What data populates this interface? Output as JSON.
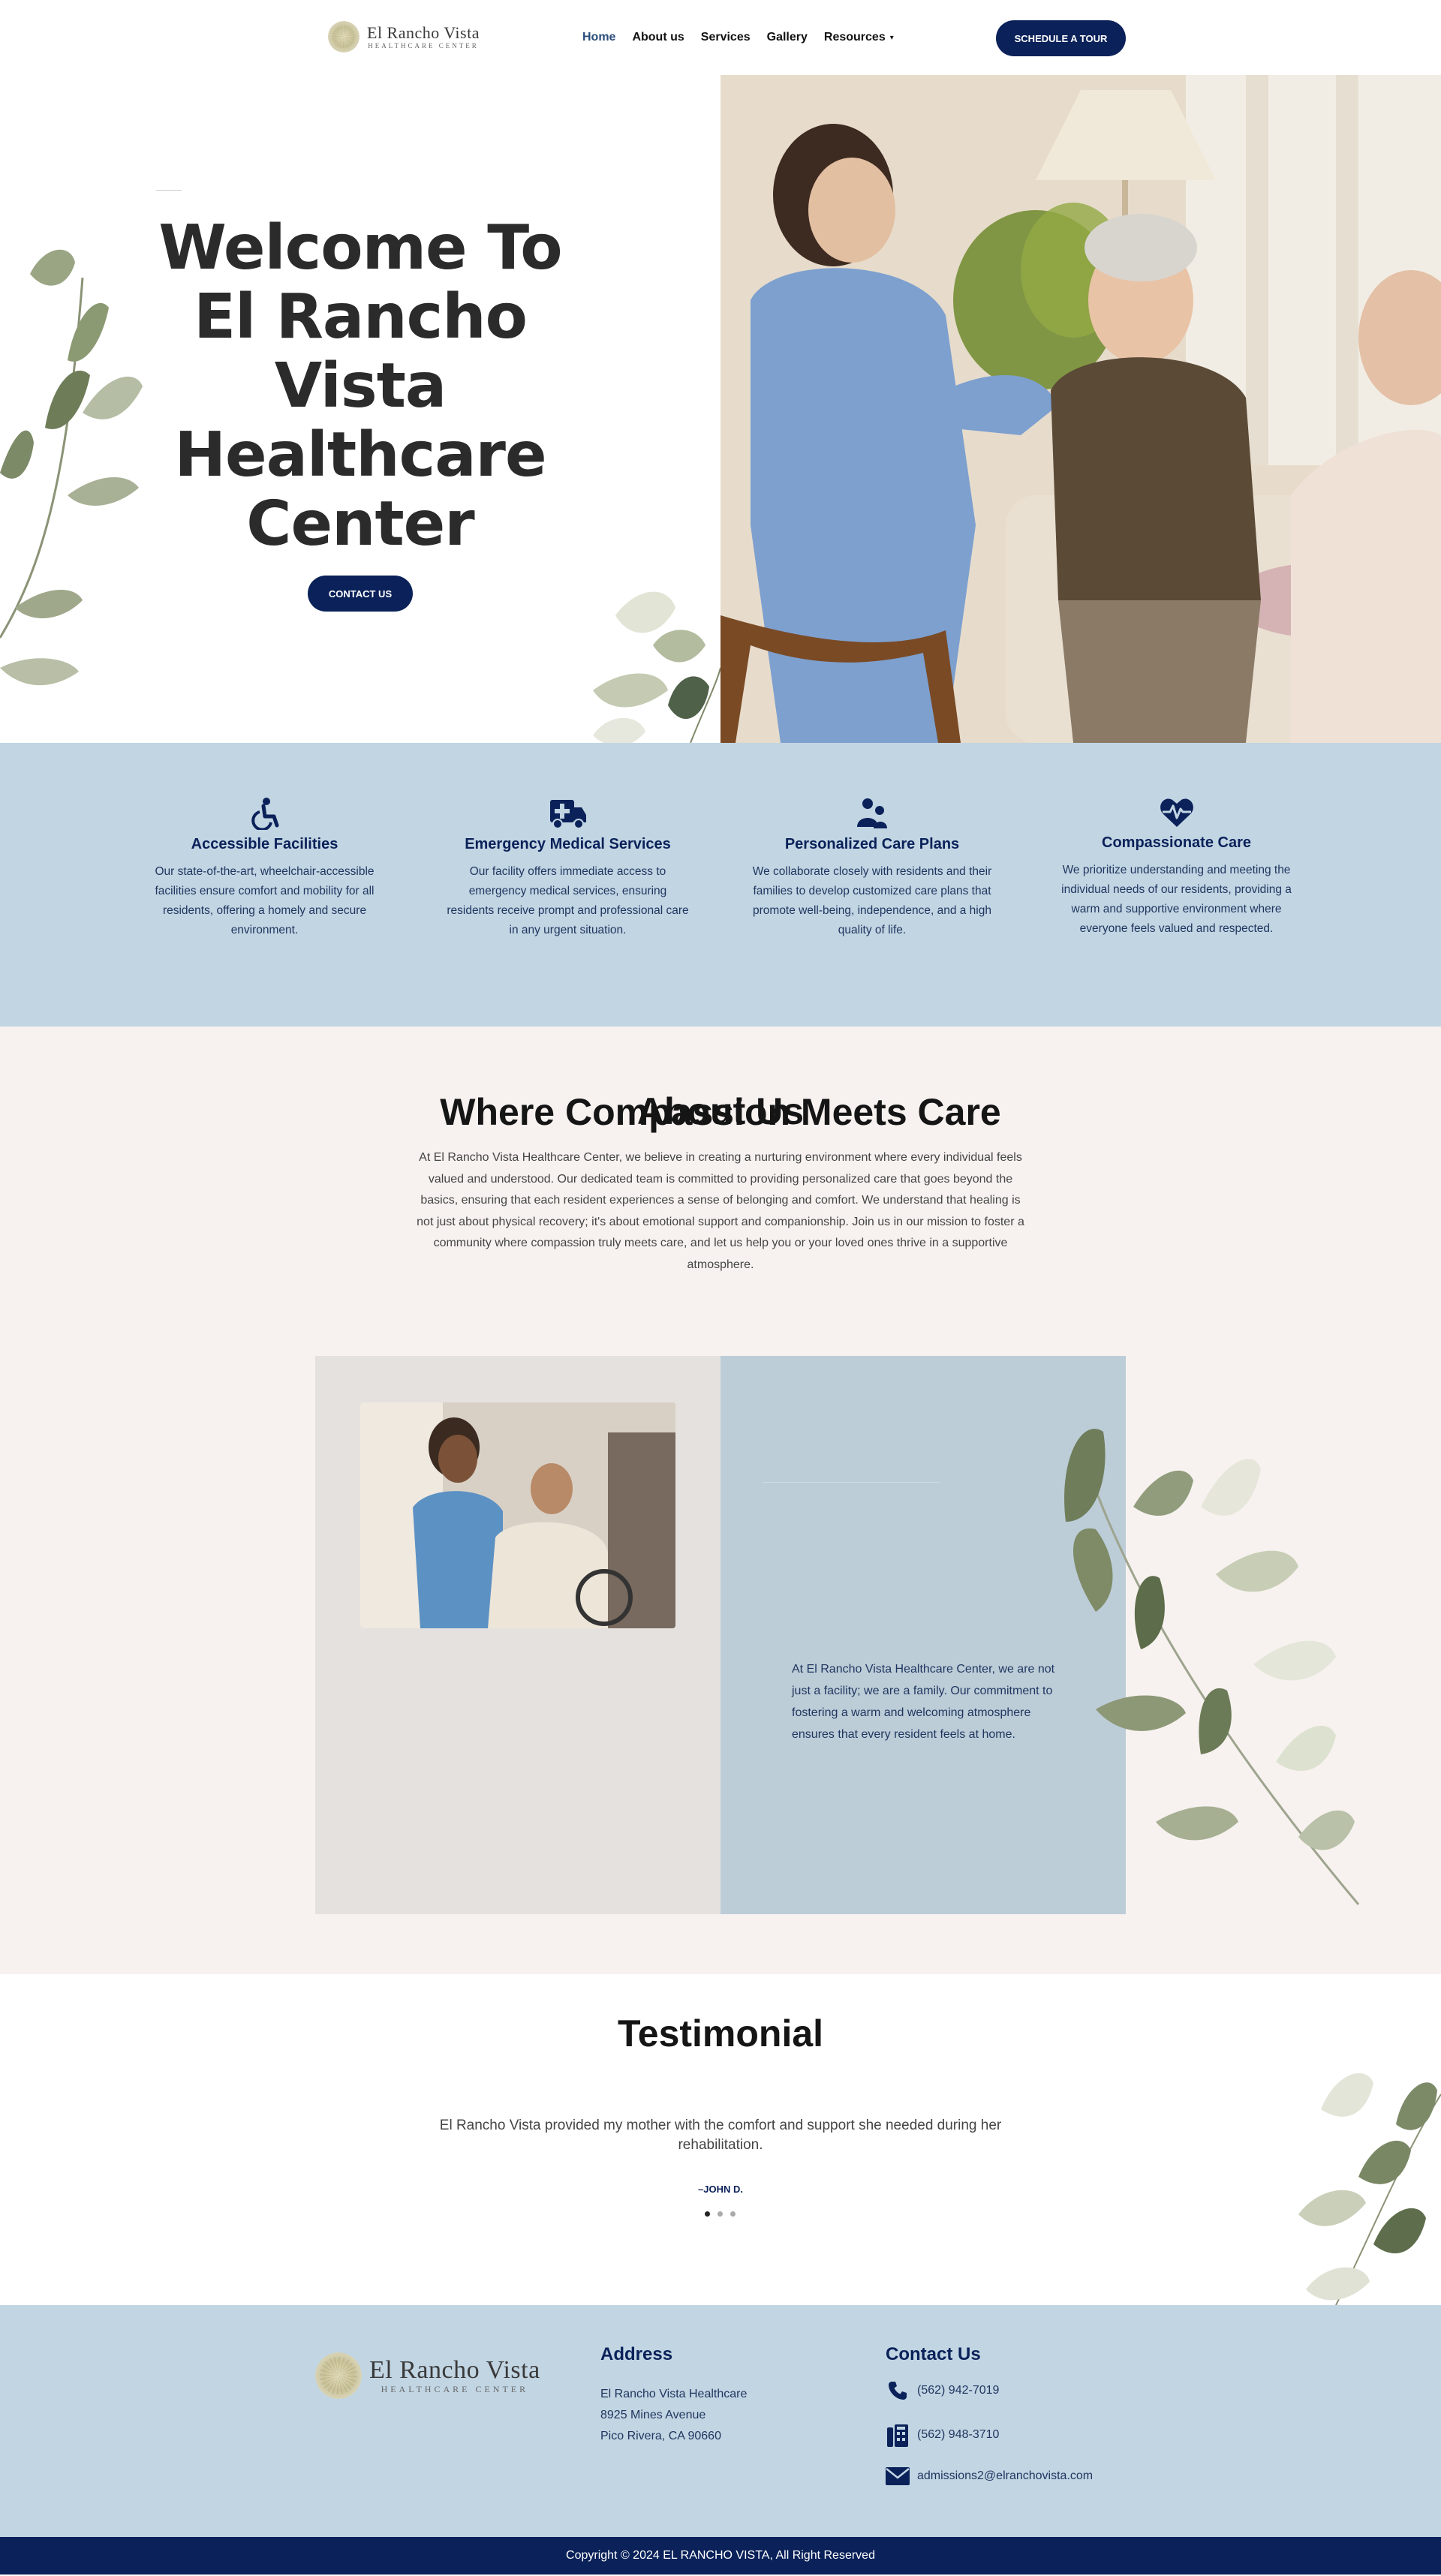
{
  "brand": {
    "logo_title": "El Rancho Vista",
    "logo_subtitle": "HEALTHCARE CENTER"
  },
  "nav": {
    "items": [
      {
        "label": "Home",
        "active": true
      },
      {
        "label": "About us",
        "active": false
      },
      {
        "label": "Services",
        "active": false
      },
      {
        "label": "Gallery",
        "active": false
      },
      {
        "label": "Resources",
        "active": false,
        "dropdown": true
      }
    ],
    "cta_label": "SCHEDULE A TOUR"
  },
  "hero": {
    "title": "Welcome To El Rancho Vista Healthcare Center",
    "button_label": "CONTACT US"
  },
  "features": [
    {
      "icon": "wheelchair-icon",
      "title": "Accessible Facilities",
      "text": "Our state-of-the-art, wheelchair-accessible facilities ensure comfort and mobility for all residents, offering a homely and secure environment."
    },
    {
      "icon": "ambulance-icon",
      "title": "Emergency Medical Services",
      "text": "Our facility offers immediate access to emergency medical services, ensuring residents receive prompt and professional care in any urgent situation."
    },
    {
      "icon": "people-icon",
      "title": "Personalized Care Plans",
      "text": "We collaborate closely with residents and their families to develop customized care plans that promote well-being, independence, and a high quality of life."
    },
    {
      "icon": "heart-pulse-icon",
      "title": "Compassionate Care",
      "text": "We prioritize understanding and meeting the individual needs of our residents, providing a warm and supportive environment where everyone feels valued and respected."
    }
  ],
  "about": {
    "heading": "About Us",
    "text": "At El Rancho Vista Healthcare Center, we believe in creating a nurturing environment where every individual feels valued and understood. Our dedicated team is committed to providing personalized care that goes beyond the basics, ensuring that each resident experiences a sense of belonging and comfort. We understand that healing is not just about physical recovery; it's about emotional support and companionship. Join us in our mission to foster a community where compassion truly meets care, and let us help you or your loved ones thrive in a supportive atmosphere.",
    "feature_title": "Where Compassion Meets Care",
    "feature_text": "At El Rancho Vista Healthcare Center, we are not just a facility; we are a family. Our commitment to fostering a warm and welcoming atmosphere ensures that every resident feels at home."
  },
  "testimonial": {
    "heading": "Testimonial",
    "quote": "El Rancho Vista provided my mother with the comfort and support she needed during her rehabilitation.",
    "author": "–JOHN D.",
    "slides": 3,
    "active_slide": 1
  },
  "footer": {
    "address_heading": "Address",
    "address_lines": [
      "El Rancho Vista Healthcare",
      "8925 Mines Avenue",
      "Pico Rivera, CA 90660"
    ],
    "contact_heading": "Contact Us",
    "phone": "(562) 942-7019",
    "fax": "(562) 948-3710",
    "email": "admissions2@elranchovista.com",
    "copyright": "Copyright © 2024 EL RANCHO VISTA, All Right Reserved"
  },
  "colors": {
    "navy": "#0a2159",
    "light_blue": "#c1d5e3",
    "cream": "#f7f2ef",
    "sage": "#8f9b7d"
  }
}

▸ WHAT YOU ARE ASKED TO DO: Retype every entry verbatim and exclude the pictures from the copy.

▸ THE REPLY:
What data populates this interface? Output as JSON.
{
  "brand": {
    "logo_title": "El Rancho Vista",
    "logo_subtitle": "HEALTHCARE CENTER"
  },
  "nav": {
    "items": [
      {
        "label": "Home",
        "active": true
      },
      {
        "label": "About us",
        "active": false
      },
      {
        "label": "Services",
        "active": false
      },
      {
        "label": "Gallery",
        "active": false
      },
      {
        "label": "Resources",
        "active": false,
        "dropdown": true
      }
    ],
    "cta_label": "SCHEDULE A TOUR"
  },
  "hero": {
    "title": "Welcome To El Rancho Vista Healthcare Center",
    "button_label": "CONTACT US"
  },
  "features": [
    {
      "icon": "wheelchair-icon",
      "title": "Accessible Facilities",
      "text": "Our state-of-the-art, wheelchair-accessible facilities ensure comfort and mobility for all residents, offering a homely and secure environment."
    },
    {
      "icon": "ambulance-icon",
      "title": "Emergency Medical Services",
      "text": "Our facility offers immediate access to emergency medical services, ensuring residents receive prompt and professional care in any urgent situation."
    },
    {
      "icon": "people-icon",
      "title": "Personalized Care Plans",
      "text": "We collaborate closely with residents and their families to develop customized care plans that promote well-being, independence, and a high quality of life."
    },
    {
      "icon": "heart-pulse-icon",
      "title": "Compassionate Care",
      "text": "We prioritize understanding and meeting the individual needs of our residents, providing a warm and supportive environment where everyone feels valued and respected."
    }
  ],
  "about": {
    "heading": "About Us",
    "text": "At El Rancho Vista Healthcare Center, we believe in creating a nurturing environment where every individual feels valued and understood. Our dedicated team is committed to providing personalized care that goes beyond the basics, ensuring that each resident experiences a sense of belonging and comfort. We understand that healing is not just about physical recovery; it's about emotional support and companionship. Join us in our mission to foster a community where compassion truly meets care, and let us help you or your loved ones thrive in a supportive atmosphere.",
    "feature_title": "Where Compassion Meets Care",
    "feature_text": "At El Rancho Vista Healthcare Center, we are not just a facility; we are a family. Our commitment to fostering a warm and welcoming atmosphere ensures that every resident feels at home."
  },
  "testimonial": {
    "heading": "Testimonial",
    "quote": "El Rancho Vista provided my mother with the comfort and support she needed during her rehabilitation.",
    "author": "–JOHN D.",
    "slides": 3,
    "active_slide": 1
  },
  "footer": {
    "address_heading": "Address",
    "address_lines": [
      "El Rancho Vista Healthcare",
      "8925 Mines Avenue",
      "Pico Rivera, CA 90660"
    ],
    "contact_heading": "Contact Us",
    "phone": "(562) 942-7019",
    "fax": "(562) 948-3710",
    "email": "admissions2@elranchovista.com",
    "copyright": "Copyright © 2024 EL RANCHO VISTA, All Right Reserved"
  },
  "colors": {
    "navy": "#0a2159",
    "light_blue": "#c1d5e3",
    "cream": "#f7f2ef",
    "sage": "#8f9b7d"
  }
}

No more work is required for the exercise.